Instructions for the task
Your task is to print every entry below exactly as given.

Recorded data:
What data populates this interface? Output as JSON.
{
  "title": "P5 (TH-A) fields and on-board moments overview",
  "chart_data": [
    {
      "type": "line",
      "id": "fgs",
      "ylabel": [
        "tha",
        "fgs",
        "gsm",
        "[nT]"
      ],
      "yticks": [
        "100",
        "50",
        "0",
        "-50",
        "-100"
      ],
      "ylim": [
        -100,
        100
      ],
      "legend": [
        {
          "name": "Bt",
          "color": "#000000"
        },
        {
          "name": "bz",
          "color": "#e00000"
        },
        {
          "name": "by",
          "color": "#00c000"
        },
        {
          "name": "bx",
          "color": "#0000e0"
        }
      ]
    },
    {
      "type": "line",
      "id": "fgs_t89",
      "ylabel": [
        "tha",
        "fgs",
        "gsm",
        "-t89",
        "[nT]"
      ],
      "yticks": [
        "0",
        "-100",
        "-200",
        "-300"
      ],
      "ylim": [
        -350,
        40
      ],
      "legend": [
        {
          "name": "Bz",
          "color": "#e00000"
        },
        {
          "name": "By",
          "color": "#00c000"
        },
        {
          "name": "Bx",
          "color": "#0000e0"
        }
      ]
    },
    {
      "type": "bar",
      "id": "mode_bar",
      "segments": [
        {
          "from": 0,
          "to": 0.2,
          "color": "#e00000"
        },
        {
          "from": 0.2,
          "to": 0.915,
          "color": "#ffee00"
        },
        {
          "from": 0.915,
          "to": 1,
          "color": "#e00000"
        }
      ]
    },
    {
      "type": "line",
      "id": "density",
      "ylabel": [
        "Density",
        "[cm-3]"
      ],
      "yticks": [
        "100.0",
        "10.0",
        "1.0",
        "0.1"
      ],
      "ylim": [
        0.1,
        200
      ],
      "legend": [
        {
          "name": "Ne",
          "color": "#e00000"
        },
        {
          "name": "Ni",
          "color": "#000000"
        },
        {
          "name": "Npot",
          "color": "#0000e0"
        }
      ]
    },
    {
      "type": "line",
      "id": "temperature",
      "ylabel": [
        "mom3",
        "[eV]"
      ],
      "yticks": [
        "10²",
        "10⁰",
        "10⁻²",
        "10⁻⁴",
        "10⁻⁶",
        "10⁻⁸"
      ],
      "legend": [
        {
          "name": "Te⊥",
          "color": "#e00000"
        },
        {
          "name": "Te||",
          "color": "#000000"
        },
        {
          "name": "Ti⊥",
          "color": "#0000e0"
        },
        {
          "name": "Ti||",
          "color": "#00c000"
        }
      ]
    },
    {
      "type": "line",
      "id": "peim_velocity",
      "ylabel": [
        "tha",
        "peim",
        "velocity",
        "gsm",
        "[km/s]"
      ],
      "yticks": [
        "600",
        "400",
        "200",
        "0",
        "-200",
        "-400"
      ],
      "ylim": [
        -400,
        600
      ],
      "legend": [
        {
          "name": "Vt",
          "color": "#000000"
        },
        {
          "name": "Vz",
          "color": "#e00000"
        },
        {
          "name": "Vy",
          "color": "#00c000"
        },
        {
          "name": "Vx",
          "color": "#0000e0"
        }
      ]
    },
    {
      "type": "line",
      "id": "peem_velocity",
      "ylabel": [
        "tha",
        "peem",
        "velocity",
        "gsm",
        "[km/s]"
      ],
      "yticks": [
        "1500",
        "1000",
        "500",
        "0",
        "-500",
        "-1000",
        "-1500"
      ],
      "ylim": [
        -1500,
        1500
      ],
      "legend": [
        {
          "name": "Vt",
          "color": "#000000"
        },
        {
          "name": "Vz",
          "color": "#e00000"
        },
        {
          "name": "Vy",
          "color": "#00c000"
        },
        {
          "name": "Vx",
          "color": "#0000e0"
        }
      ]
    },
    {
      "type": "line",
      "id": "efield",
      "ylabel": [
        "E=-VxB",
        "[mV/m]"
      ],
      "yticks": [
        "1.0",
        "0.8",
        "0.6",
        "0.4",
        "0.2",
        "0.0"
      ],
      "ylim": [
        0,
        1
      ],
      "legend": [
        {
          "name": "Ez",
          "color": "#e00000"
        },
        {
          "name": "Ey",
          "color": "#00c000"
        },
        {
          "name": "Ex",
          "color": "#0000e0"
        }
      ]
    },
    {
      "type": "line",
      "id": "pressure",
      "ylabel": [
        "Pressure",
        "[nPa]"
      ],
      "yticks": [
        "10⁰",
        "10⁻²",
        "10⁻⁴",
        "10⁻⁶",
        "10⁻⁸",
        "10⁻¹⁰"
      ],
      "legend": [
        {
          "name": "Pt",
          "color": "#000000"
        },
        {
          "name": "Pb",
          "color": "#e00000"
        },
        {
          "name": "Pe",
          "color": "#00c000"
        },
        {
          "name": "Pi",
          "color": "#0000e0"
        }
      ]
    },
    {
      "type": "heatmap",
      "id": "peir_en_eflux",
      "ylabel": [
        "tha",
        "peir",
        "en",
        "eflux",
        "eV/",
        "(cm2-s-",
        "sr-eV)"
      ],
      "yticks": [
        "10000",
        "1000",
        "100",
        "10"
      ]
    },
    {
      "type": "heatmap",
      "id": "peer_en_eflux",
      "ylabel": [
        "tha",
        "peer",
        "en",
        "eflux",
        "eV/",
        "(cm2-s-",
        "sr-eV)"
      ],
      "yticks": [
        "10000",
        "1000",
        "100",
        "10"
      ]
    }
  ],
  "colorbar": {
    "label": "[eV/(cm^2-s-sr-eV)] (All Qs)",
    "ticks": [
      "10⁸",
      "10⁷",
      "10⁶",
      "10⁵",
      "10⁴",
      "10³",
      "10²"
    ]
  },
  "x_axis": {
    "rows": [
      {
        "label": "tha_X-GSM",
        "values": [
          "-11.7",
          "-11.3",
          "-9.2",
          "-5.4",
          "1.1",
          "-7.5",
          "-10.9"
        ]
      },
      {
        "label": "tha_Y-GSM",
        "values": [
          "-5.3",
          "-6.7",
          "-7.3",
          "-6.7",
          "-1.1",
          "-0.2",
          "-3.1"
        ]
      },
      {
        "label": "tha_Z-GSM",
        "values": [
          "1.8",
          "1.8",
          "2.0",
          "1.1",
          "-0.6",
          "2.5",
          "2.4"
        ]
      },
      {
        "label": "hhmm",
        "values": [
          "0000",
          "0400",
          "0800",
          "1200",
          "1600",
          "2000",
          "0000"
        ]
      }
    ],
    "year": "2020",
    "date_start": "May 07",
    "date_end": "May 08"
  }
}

Output for this task
What data populates this interface? Output as JSON.
{
  "title": "P5 (TH-A) fields and on-board moments overview",
  "chart_data": [
    {
      "type": "line",
      "id": "fgs",
      "ylabel": [
        "tha",
        "fgs",
        "gsm",
        "[nT]"
      ],
      "yticks": [
        "100",
        "50",
        "0",
        "-50",
        "-100"
      ],
      "ylim": [
        -100,
        100
      ],
      "legend": [
        {
          "name": "Bt",
          "color": "#000000"
        },
        {
          "name": "bz",
          "color": "#e00000"
        },
        {
          "name": "by",
          "color": "#00c000"
        },
        {
          "name": "bx",
          "color": "#0000e0"
        }
      ]
    },
    {
      "type": "line",
      "id": "fgs_t89",
      "ylabel": [
        "tha",
        "fgs",
        "gsm",
        "-t89",
        "[nT]"
      ],
      "yticks": [
        "0",
        "-100",
        "-200",
        "-300"
      ],
      "ylim": [
        -350,
        40
      ],
      "legend": [
        {
          "name": "Bz",
          "color": "#e00000"
        },
        {
          "name": "By",
          "color": "#00c000"
        },
        {
          "name": "Bx",
          "color": "#0000e0"
        }
      ]
    },
    {
      "type": "bar",
      "id": "mode_bar",
      "segments": [
        {
          "from": 0,
          "to": 0.2,
          "color": "#e00000"
        },
        {
          "from": 0.2,
          "to": 0.915,
          "color": "#ffee00"
        },
        {
          "from": 0.915,
          "to": 1,
          "color": "#e00000"
        }
      ]
    },
    {
      "type": "line",
      "id": "density",
      "ylabel": [
        "Density",
        "[cm-3]"
      ],
      "yticks": [
        "100.0",
        "10.0",
        "1.0",
        "0.1"
      ],
      "ylim": [
        0.1,
        200
      ],
      "legend": [
        {
          "name": "Ne",
          "color": "#e00000"
        },
        {
          "name": "Ni",
          "color": "#000000"
        },
        {
          "name": "Npot",
          "color": "#0000e0"
        }
      ]
    },
    {
      "type": "line",
      "id": "temperature",
      "ylabel": [
        "mom3",
        "[eV]"
      ],
      "yticks": [
        "10²",
        "10⁰",
        "10⁻²",
        "10⁻⁴",
        "10⁻⁶",
        "10⁻⁸"
      ],
      "legend": [
        {
          "name": "Te⊥",
          "color": "#e00000"
        },
        {
          "name": "Te||",
          "color": "#000000"
        },
        {
          "name": "Ti⊥",
          "color": "#0000e0"
        },
        {
          "name": "Ti||",
          "color": "#00c000"
        }
      ]
    },
    {
      "type": "line",
      "id": "peim_velocity",
      "ylabel": [
        "tha",
        "peim",
        "velocity",
        "gsm",
        "[km/s]"
      ],
      "yticks": [
        "600",
        "400",
        "200",
        "0",
        "-200",
        "-400"
      ],
      "ylim": [
        -400,
        600
      ],
      "legend": [
        {
          "name": "Vt",
          "color": "#000000"
        },
        {
          "name": "Vz",
          "color": "#e00000"
        },
        {
          "name": "Vy",
          "color": "#00c000"
        },
        {
          "name": "Vx",
          "color": "#0000e0"
        }
      ]
    },
    {
      "type": "line",
      "id": "peem_velocity",
      "ylabel": [
        "tha",
        "peem",
        "velocity",
        "gsm",
        "[km/s]"
      ],
      "yticks": [
        "1500",
        "1000",
        "500",
        "0",
        "-500",
        "-1000",
        "-1500"
      ],
      "ylim": [
        -1500,
        1500
      ],
      "legend": [
        {
          "name": "Vt",
          "color": "#000000"
        },
        {
          "name": "Vz",
          "color": "#e00000"
        },
        {
          "name": "Vy",
          "color": "#00c000"
        },
        {
          "name": "Vx",
          "color": "#0000e0"
        }
      ]
    },
    {
      "type": "line",
      "id": "efield",
      "ylabel": [
        "E=-VxB",
        "[mV/m]"
      ],
      "yticks": [
        "1.0",
        "0.8",
        "0.6",
        "0.4",
        "0.2",
        "0.0"
      ],
      "ylim": [
        0,
        1
      ],
      "legend": [
        {
          "name": "Ez",
          "color": "#e00000"
        },
        {
          "name": "Ey",
          "color": "#00c000"
        },
        {
          "name": "Ex",
          "color": "#0000e0"
        }
      ]
    },
    {
      "type": "line",
      "id": "pressure",
      "ylabel": [
        "Pressure",
        "[nPa]"
      ],
      "yticks": [
        "10⁰",
        "10⁻²",
        "10⁻⁴",
        "10⁻⁶",
        "10⁻⁸",
        "10⁻¹⁰"
      ],
      "legend": [
        {
          "name": "Pt",
          "color": "#000000"
        },
        {
          "name": "Pb",
          "color": "#e00000"
        },
        {
          "name": "Pe",
          "color": "#00c000"
        },
        {
          "name": "Pi",
          "color": "#0000e0"
        }
      ]
    },
    {
      "type": "heatmap",
      "id": "peir_en_eflux",
      "ylabel": [
        "tha",
        "peir",
        "en",
        "eflux",
        "eV/",
        "(cm2-s-",
        "sr-eV)"
      ],
      "yticks": [
        "10000",
        "1000",
        "100",
        "10"
      ]
    },
    {
      "type": "heatmap",
      "id": "peer_en_eflux",
      "ylabel": [
        "tha",
        "peer",
        "en",
        "eflux",
        "eV/",
        "(cm2-s-",
        "sr-eV)"
      ],
      "yticks": [
        "10000",
        "1000",
        "100",
        "10"
      ]
    }
  ],
  "colorbar": {
    "label": "[eV/(cm^2-s-sr-eV)] (All Qs)",
    "ticks": [
      "10⁸",
      "10⁷",
      "10⁶",
      "10⁵",
      "10⁴",
      "10³",
      "10²"
    ]
  },
  "x_axis": {
    "rows": [
      {
        "label": "tha_X-GSM",
        "values": [
          "-11.7",
          "-11.3",
          "-9.2",
          "-5.4",
          "1.1",
          "-7.5",
          "-10.9"
        ]
      },
      {
        "label": "tha_Y-GSM",
        "values": [
          "-5.3",
          "-6.7",
          "-7.3",
          "-6.7",
          "-1.1",
          "-0.2",
          "-3.1"
        ]
      },
      {
        "label": "tha_Z-GSM",
        "values": [
          "1.8",
          "1.8",
          "2.0",
          "1.1",
          "-0.6",
          "2.5",
          "2.4"
        ]
      },
      {
        "label": "hhmm",
        "values": [
          "0000",
          "0400",
          "0800",
          "1200",
          "1600",
          "2000",
          "0000"
        ]
      }
    ],
    "year": "2020",
    "date_start": "May 07",
    "date_end": "May 08"
  }
}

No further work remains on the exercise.